Task to complete: Please count the lines in the listing below where the word "Claude" appears. Give the number only.

Record excerpts:

───

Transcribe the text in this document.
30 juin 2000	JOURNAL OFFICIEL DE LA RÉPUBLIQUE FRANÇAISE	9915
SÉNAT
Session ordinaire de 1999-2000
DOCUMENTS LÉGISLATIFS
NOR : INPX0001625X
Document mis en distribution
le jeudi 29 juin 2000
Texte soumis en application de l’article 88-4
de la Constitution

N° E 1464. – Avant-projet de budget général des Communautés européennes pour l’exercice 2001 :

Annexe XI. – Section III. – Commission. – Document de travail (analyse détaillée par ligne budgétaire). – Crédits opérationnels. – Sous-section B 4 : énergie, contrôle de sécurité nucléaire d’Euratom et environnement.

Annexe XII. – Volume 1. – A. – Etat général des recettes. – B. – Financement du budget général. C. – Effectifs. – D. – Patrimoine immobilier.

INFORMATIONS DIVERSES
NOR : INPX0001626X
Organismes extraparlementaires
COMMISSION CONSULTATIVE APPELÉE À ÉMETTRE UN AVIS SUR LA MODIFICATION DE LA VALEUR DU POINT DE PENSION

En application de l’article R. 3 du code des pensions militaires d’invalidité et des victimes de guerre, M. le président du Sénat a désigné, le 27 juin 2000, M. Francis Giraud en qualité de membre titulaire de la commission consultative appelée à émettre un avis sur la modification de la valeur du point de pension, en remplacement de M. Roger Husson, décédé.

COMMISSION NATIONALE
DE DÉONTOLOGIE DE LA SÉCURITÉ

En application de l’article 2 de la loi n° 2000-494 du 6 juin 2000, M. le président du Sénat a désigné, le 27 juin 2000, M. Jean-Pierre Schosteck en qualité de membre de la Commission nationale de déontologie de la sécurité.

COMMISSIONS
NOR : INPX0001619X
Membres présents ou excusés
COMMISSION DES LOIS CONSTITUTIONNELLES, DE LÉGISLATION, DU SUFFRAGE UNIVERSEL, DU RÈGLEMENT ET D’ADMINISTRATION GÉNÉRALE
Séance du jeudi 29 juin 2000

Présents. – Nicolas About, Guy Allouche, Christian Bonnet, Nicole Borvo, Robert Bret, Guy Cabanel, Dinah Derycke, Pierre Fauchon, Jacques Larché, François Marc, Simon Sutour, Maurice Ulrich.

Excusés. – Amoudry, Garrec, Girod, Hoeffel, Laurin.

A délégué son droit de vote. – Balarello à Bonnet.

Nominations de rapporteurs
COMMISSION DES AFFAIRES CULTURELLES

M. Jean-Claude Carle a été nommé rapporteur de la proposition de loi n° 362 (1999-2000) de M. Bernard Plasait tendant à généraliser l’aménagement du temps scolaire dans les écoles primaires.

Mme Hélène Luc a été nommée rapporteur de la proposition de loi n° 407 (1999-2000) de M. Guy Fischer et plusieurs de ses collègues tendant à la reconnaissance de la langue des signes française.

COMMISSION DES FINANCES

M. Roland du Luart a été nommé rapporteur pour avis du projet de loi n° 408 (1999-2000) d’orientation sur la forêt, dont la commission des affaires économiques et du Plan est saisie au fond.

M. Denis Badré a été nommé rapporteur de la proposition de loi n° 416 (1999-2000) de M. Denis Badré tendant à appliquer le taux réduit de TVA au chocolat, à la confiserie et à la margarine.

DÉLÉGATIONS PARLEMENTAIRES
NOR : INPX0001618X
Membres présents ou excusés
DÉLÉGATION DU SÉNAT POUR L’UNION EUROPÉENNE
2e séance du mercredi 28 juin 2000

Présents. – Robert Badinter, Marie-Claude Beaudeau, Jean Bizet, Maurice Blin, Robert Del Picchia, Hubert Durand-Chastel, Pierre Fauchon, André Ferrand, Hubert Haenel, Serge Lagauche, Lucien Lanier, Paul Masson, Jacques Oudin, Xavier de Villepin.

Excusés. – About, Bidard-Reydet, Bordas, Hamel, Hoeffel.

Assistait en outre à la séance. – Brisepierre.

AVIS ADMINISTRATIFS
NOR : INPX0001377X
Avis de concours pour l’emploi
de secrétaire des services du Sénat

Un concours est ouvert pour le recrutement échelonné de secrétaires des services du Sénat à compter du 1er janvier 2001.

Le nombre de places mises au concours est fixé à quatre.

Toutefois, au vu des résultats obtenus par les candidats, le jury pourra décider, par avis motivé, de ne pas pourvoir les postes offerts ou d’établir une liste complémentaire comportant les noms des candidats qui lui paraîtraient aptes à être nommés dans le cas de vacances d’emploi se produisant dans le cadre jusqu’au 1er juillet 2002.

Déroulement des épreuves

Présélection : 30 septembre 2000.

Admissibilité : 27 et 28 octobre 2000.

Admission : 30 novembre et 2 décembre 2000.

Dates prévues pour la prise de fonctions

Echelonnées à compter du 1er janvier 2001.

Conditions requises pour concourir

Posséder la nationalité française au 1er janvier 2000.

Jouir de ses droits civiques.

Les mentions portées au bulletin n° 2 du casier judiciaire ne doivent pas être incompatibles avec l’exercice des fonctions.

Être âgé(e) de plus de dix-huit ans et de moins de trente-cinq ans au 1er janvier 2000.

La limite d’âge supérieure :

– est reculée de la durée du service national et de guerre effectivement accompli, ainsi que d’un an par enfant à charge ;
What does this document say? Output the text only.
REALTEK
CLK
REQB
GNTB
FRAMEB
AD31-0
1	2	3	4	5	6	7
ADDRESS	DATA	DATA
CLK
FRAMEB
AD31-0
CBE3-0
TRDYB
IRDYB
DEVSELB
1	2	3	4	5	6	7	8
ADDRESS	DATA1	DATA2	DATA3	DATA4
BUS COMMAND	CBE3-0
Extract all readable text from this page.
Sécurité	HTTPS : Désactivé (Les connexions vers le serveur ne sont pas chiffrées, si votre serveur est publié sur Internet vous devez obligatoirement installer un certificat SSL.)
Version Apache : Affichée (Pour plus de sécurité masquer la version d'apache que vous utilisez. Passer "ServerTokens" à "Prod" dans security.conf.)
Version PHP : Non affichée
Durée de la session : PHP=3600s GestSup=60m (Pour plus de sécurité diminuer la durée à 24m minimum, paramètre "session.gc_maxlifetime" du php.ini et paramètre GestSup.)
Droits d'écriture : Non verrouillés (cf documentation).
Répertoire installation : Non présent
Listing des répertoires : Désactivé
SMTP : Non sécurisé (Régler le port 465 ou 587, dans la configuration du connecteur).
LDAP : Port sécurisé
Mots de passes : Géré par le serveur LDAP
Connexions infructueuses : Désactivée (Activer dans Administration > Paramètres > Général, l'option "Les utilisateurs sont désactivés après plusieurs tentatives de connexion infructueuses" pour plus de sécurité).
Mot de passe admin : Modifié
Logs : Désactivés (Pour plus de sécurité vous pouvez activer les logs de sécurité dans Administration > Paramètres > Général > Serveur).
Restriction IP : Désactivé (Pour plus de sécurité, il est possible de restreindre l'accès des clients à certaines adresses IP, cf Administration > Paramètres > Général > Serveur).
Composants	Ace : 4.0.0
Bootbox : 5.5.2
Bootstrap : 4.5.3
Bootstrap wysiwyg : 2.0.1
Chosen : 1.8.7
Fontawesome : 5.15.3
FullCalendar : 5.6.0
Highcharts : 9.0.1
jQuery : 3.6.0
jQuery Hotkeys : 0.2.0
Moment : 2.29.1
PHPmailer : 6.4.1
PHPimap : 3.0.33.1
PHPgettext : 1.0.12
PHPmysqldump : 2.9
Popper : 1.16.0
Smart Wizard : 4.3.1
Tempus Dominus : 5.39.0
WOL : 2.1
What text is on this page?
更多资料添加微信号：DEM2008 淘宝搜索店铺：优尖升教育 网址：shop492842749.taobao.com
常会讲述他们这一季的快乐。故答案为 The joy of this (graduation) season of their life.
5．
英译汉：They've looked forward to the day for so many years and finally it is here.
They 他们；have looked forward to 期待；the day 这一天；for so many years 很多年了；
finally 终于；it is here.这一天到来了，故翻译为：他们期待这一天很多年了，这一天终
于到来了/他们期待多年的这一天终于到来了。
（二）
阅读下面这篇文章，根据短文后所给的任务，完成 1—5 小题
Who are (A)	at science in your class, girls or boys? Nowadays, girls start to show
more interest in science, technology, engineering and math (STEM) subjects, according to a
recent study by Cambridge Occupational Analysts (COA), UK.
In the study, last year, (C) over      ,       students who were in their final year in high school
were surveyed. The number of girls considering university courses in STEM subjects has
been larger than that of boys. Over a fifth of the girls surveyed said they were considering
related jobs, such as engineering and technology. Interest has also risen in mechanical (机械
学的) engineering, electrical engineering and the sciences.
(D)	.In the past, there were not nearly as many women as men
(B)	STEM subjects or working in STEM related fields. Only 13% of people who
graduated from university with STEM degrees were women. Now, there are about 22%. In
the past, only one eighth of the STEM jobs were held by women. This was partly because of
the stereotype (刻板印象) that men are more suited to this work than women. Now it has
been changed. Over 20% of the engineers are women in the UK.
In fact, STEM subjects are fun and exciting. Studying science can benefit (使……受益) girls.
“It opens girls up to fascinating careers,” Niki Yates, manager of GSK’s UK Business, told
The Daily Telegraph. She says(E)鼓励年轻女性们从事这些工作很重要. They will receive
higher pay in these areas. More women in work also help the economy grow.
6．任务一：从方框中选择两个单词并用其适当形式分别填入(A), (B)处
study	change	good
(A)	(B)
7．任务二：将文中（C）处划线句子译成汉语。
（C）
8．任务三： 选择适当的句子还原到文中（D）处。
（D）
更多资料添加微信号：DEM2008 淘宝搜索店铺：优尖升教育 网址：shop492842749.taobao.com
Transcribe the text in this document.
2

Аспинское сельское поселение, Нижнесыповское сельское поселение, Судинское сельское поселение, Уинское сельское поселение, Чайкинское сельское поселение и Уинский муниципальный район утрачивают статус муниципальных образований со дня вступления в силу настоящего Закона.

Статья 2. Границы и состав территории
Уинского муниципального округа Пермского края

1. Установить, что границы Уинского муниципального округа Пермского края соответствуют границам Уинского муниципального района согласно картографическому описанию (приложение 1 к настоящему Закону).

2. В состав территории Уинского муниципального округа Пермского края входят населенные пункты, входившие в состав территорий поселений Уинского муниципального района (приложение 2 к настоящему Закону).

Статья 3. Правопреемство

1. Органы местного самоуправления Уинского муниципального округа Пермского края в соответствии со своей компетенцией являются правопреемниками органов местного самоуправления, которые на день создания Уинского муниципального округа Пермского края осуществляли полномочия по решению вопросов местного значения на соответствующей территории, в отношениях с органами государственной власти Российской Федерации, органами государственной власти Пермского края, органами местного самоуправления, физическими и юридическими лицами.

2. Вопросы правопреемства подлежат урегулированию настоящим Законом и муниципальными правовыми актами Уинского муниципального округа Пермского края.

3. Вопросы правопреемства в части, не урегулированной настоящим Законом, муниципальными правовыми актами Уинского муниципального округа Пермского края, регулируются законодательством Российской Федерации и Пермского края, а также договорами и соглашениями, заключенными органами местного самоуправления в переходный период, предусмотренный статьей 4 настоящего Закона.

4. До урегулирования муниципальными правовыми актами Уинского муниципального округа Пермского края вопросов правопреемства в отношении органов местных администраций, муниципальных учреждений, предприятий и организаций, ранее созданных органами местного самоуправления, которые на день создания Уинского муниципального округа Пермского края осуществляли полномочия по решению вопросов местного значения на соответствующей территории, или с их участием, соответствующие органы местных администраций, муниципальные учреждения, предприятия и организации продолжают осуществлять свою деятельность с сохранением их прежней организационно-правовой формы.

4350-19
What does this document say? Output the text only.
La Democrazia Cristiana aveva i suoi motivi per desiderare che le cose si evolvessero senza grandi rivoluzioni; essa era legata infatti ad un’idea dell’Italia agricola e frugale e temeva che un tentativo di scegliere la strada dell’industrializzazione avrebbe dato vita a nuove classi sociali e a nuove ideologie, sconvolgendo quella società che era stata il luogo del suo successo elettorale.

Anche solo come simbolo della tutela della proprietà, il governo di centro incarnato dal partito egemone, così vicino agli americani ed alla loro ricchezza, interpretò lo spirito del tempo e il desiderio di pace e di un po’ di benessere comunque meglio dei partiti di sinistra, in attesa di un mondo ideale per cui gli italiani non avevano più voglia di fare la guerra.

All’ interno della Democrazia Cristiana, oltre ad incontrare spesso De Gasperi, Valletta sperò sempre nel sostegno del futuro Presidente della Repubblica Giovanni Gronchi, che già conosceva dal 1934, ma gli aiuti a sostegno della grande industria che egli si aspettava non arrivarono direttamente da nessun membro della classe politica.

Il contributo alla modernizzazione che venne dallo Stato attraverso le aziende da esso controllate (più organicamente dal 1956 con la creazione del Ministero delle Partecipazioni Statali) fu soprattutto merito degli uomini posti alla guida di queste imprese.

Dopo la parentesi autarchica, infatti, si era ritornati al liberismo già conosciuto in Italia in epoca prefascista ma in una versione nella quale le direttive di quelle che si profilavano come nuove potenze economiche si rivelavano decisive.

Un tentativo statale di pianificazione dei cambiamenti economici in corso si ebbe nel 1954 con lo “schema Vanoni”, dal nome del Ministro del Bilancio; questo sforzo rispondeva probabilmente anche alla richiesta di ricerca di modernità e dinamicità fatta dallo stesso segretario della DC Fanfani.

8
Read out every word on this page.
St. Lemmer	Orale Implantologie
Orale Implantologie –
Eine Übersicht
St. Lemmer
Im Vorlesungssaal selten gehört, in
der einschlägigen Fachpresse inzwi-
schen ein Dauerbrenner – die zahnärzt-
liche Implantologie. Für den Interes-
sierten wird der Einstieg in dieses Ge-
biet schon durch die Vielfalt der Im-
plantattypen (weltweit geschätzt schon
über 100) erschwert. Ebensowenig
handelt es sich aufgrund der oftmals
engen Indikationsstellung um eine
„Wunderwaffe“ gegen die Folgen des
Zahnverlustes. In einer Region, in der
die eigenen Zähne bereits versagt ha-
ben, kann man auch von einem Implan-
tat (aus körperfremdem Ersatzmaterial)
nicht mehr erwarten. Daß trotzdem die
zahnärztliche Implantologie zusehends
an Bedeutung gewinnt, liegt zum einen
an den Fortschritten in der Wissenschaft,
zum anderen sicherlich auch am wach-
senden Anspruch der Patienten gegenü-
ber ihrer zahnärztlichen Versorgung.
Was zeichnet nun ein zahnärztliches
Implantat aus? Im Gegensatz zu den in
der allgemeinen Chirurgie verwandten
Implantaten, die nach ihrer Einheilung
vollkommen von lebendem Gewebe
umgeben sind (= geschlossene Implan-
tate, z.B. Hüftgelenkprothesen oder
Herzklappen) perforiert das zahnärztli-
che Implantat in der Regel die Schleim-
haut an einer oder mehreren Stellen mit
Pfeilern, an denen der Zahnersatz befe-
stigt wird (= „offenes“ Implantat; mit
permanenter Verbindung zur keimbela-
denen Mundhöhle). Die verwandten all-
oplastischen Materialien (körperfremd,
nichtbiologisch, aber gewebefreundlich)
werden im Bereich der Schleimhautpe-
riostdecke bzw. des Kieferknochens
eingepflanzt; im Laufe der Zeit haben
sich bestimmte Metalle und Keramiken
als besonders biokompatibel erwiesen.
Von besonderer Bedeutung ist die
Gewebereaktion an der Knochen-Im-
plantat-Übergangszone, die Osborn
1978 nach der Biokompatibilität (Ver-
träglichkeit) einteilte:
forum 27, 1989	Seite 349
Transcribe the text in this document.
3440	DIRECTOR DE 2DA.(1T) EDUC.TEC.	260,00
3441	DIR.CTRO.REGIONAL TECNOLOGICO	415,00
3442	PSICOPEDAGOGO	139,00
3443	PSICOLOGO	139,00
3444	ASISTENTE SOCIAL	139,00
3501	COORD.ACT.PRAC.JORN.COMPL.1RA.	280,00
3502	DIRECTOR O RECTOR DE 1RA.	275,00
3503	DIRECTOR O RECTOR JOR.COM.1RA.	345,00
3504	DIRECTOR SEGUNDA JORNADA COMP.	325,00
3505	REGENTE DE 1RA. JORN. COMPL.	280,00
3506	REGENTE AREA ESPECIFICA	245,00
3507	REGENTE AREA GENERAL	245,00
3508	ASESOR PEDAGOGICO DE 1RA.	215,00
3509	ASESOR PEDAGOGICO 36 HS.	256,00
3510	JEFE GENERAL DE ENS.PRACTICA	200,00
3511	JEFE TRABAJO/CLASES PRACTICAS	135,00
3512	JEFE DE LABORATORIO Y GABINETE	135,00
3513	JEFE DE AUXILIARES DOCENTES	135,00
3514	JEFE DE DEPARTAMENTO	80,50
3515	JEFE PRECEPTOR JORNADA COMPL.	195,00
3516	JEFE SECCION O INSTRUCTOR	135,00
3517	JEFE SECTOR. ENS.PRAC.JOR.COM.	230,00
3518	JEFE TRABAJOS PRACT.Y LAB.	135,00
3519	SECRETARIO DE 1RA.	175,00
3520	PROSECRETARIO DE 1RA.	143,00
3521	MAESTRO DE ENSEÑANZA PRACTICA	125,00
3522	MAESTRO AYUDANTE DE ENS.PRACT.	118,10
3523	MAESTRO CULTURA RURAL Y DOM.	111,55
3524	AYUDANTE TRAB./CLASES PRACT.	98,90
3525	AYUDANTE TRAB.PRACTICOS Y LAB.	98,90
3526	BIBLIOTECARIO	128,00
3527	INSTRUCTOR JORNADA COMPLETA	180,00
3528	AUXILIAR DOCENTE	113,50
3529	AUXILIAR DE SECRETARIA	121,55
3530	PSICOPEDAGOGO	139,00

───

Correct response: 2